[Start of DATA IN THIS EXERCISE]

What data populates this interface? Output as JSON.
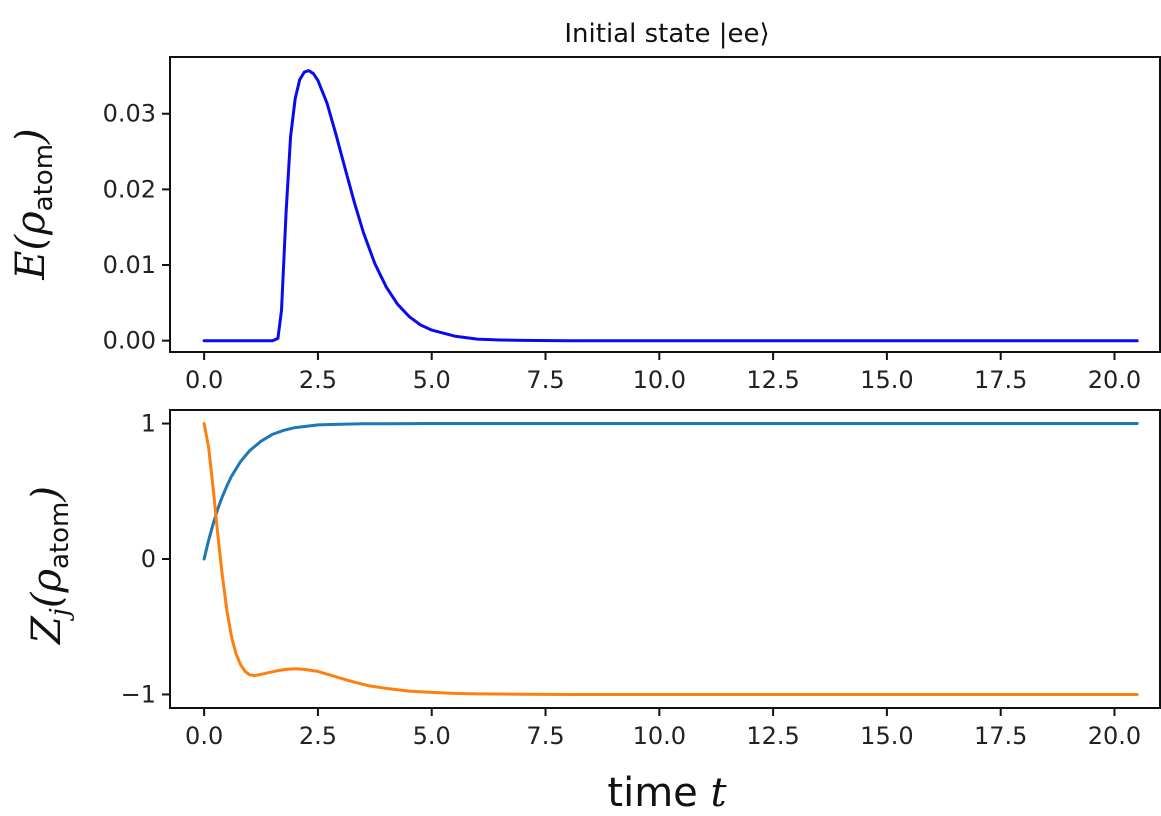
{
  "chart_data": [
    {
      "type": "line",
      "title": "Initial state |ee⟩",
      "xlabel": "",
      "ylabel_main": "E(ρ",
      "ylabel_sub": "atom",
      "ylabel_close": ")",
      "xlim": [
        -0.75,
        21.0
      ],
      "ylim": [
        -0.0015,
        0.0375
      ],
      "xticks": [
        0.0,
        2.5,
        5.0,
        7.5,
        10.0,
        12.5,
        15.0,
        17.5,
        20.0
      ],
      "xtick_labels": [
        "0.0",
        "2.5",
        "5.0",
        "7.5",
        "10.0",
        "12.5",
        "15.0",
        "17.5",
        "20.0"
      ],
      "yticks": [
        0.0,
        0.01,
        0.02,
        0.03
      ],
      "ytick_labels": [
        "0.00",
        "0.01",
        "0.02",
        "0.03"
      ],
      "grid": false,
      "series": [
        {
          "color": "#0a0aee",
          "x": [
            0.0,
            0.5,
            1.0,
            1.5,
            1.62,
            1.7,
            1.8,
            1.9,
            2.0,
            2.1,
            2.2,
            2.3,
            2.4,
            2.5,
            2.7,
            2.9,
            3.1,
            3.3,
            3.5,
            3.75,
            4.0,
            4.25,
            4.5,
            4.75,
            5.0,
            5.5,
            6.0,
            6.5,
            7.0,
            8.0,
            10.0,
            12.0,
            14.0,
            16.0,
            18.0,
            20.5
          ],
          "y": [
            0.0,
            0.0,
            0.0,
            0.0,
            0.0003,
            0.004,
            0.017,
            0.027,
            0.032,
            0.0345,
            0.0355,
            0.0357,
            0.0353,
            0.0344,
            0.0314,
            0.0272,
            0.0227,
            0.0183,
            0.0143,
            0.0102,
            0.0071,
            0.0048,
            0.0032,
            0.0021,
            0.0014,
            0.0006,
            0.0002,
            8e-05,
            3e-05,
            0.0,
            0.0,
            0.0,
            0.0,
            0.0,
            0.0,
            0.0
          ]
        }
      ]
    },
    {
      "type": "line",
      "title": "",
      "xlabel_main": "time ",
      "xlabel_var": "t",
      "ylabel_main": "Z",
      "ylabel_j": "j",
      "ylabel_mid": "(ρ",
      "ylabel_sub": "atom",
      "ylabel_close": ")",
      "xlim": [
        -0.75,
        21.0
      ],
      "ylim": [
        -1.1,
        1.1
      ],
      "xticks": [
        0.0,
        2.5,
        5.0,
        7.5,
        10.0,
        12.5,
        15.0,
        17.5,
        20.0
      ],
      "xtick_labels": [
        "0.0",
        "2.5",
        "5.0",
        "7.5",
        "10.0",
        "12.5",
        "15.0",
        "17.5",
        "20.0"
      ],
      "yticks": [
        1,
        0,
        -1
      ],
      "ytick_labels": [
        "1",
        "0",
        "−1"
      ],
      "grid": false,
      "series": [
        {
          "color": "#1f77b4",
          "x": [
            0.0,
            0.1,
            0.2,
            0.3,
            0.4,
            0.5,
            0.6,
            0.8,
            1.0,
            1.25,
            1.5,
            1.75,
            2.0,
            2.5,
            3.0,
            3.5,
            4.0,
            5.0,
            6.0,
            8.0,
            10.0,
            15.0,
            20.5
          ],
          "y": [
            0.0,
            0.14,
            0.26,
            0.37,
            0.46,
            0.54,
            0.61,
            0.72,
            0.8,
            0.87,
            0.92,
            0.95,
            0.97,
            0.99,
            0.995,
            0.998,
            0.999,
            1.0,
            1.0,
            1.0,
            1.0,
            1.0,
            1.0
          ]
        },
        {
          "color": "#ff7f0e",
          "x": [
            0.0,
            0.1,
            0.2,
            0.3,
            0.4,
            0.5,
            0.6,
            0.7,
            0.8,
            0.9,
            1.0,
            1.1,
            1.2,
            1.4,
            1.6,
            1.8,
            2.0,
            2.2,
            2.5,
            2.8,
            3.2,
            3.6,
            4.0,
            4.5,
            5.0,
            5.5,
            6.0,
            7.0,
            8.0,
            10.0,
            12.0,
            15.0,
            18.0,
            20.5
          ],
          "y": [
            1.0,
            0.82,
            0.52,
            0.18,
            -0.12,
            -0.38,
            -0.57,
            -0.7,
            -0.78,
            -0.83,
            -0.855,
            -0.86,
            -0.855,
            -0.84,
            -0.825,
            -0.815,
            -0.81,
            -0.815,
            -0.83,
            -0.86,
            -0.9,
            -0.935,
            -0.955,
            -0.975,
            -0.985,
            -0.992,
            -0.996,
            -0.999,
            -1.0,
            -1.0,
            -1.0,
            -1.0,
            -1.0,
            -1.0
          ]
        }
      ]
    }
  ]
}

[End of DATA IN THIS EXERCISE]

> _WHAT YOU WILL DO_: Each entry should be repeated exactly as it appears; the pictures stay out.

> _FULL SOLUTION_:
What data populates this interface? Output as JSON.
{
  "chart_data": [
    {
      "type": "line",
      "title": "Initial state |ee⟩",
      "xlabel": "",
      "ylabel_main": "E(ρ",
      "ylabel_sub": "atom",
      "ylabel_close": ")",
      "xlim": [
        -0.75,
        21.0
      ],
      "ylim": [
        -0.0015,
        0.0375
      ],
      "xticks": [
        0.0,
        2.5,
        5.0,
        7.5,
        10.0,
        12.5,
        15.0,
        17.5,
        20.0
      ],
      "xtick_labels": [
        "0.0",
        "2.5",
        "5.0",
        "7.5",
        "10.0",
        "12.5",
        "15.0",
        "17.5",
        "20.0"
      ],
      "yticks": [
        0.0,
        0.01,
        0.02,
        0.03
      ],
      "ytick_labels": [
        "0.00",
        "0.01",
        "0.02",
        "0.03"
      ],
      "grid": false,
      "series": [
        {
          "color": "#0a0aee",
          "x": [
            0.0,
            0.5,
            1.0,
            1.5,
            1.62,
            1.7,
            1.8,
            1.9,
            2.0,
            2.1,
            2.2,
            2.3,
            2.4,
            2.5,
            2.7,
            2.9,
            3.1,
            3.3,
            3.5,
            3.75,
            4.0,
            4.25,
            4.5,
            4.75,
            5.0,
            5.5,
            6.0,
            6.5,
            7.0,
            8.0,
            10.0,
            12.0,
            14.0,
            16.0,
            18.0,
            20.5
          ],
          "y": [
            0.0,
            0.0,
            0.0,
            0.0,
            0.0003,
            0.004,
            0.017,
            0.027,
            0.032,
            0.0345,
            0.0355,
            0.0357,
            0.0353,
            0.0344,
            0.0314,
            0.0272,
            0.0227,
            0.0183,
            0.0143,
            0.0102,
            0.0071,
            0.0048,
            0.0032,
            0.0021,
            0.0014,
            0.0006,
            0.0002,
            8e-05,
            3e-05,
            0.0,
            0.0,
            0.0,
            0.0,
            0.0,
            0.0,
            0.0
          ]
        }
      ]
    },
    {
      "type": "line",
      "title": "",
      "xlabel_main": "time ",
      "xlabel_var": "t",
      "ylabel_main": "Z",
      "ylabel_j": "j",
      "ylabel_mid": "(ρ",
      "ylabel_sub": "atom",
      "ylabel_close": ")",
      "xlim": [
        -0.75,
        21.0
      ],
      "ylim": [
        -1.1,
        1.1
      ],
      "xticks": [
        0.0,
        2.5,
        5.0,
        7.5,
        10.0,
        12.5,
        15.0,
        17.5,
        20.0
      ],
      "xtick_labels": [
        "0.0",
        "2.5",
        "5.0",
        "7.5",
        "10.0",
        "12.5",
        "15.0",
        "17.5",
        "20.0"
      ],
      "yticks": [
        1,
        0,
        -1
      ],
      "ytick_labels": [
        "1",
        "0",
        "−1"
      ],
      "grid": false,
      "series": [
        {
          "color": "#1f77b4",
          "x": [
            0.0,
            0.1,
            0.2,
            0.3,
            0.4,
            0.5,
            0.6,
            0.8,
            1.0,
            1.25,
            1.5,
            1.75,
            2.0,
            2.5,
            3.0,
            3.5,
            4.0,
            5.0,
            6.0,
            8.0,
            10.0,
            15.0,
            20.5
          ],
          "y": [
            0.0,
            0.14,
            0.26,
            0.37,
            0.46,
            0.54,
            0.61,
            0.72,
            0.8,
            0.87,
            0.92,
            0.95,
            0.97,
            0.99,
            0.995,
            0.998,
            0.999,
            1.0,
            1.0,
            1.0,
            1.0,
            1.0,
            1.0
          ]
        },
        {
          "color": "#ff7f0e",
          "x": [
            0.0,
            0.1,
            0.2,
            0.3,
            0.4,
            0.5,
            0.6,
            0.7,
            0.8,
            0.9,
            1.0,
            1.1,
            1.2,
            1.4,
            1.6,
            1.8,
            2.0,
            2.2,
            2.5,
            2.8,
            3.2,
            3.6,
            4.0,
            4.5,
            5.0,
            5.5,
            6.0,
            7.0,
            8.0,
            10.0,
            12.0,
            15.0,
            18.0,
            20.5
          ],
          "y": [
            1.0,
            0.82,
            0.52,
            0.18,
            -0.12,
            -0.38,
            -0.57,
            -0.7,
            -0.78,
            -0.83,
            -0.855,
            -0.86,
            -0.855,
            -0.84,
            -0.825,
            -0.815,
            -0.81,
            -0.815,
            -0.83,
            -0.86,
            -0.9,
            -0.935,
            -0.955,
            -0.975,
            -0.985,
            -0.992,
            -0.996,
            -0.999,
            -1.0,
            -1.0,
            -1.0,
            -1.0,
            -1.0,
            -1.0
          ]
        }
      ]
    }
  ]
}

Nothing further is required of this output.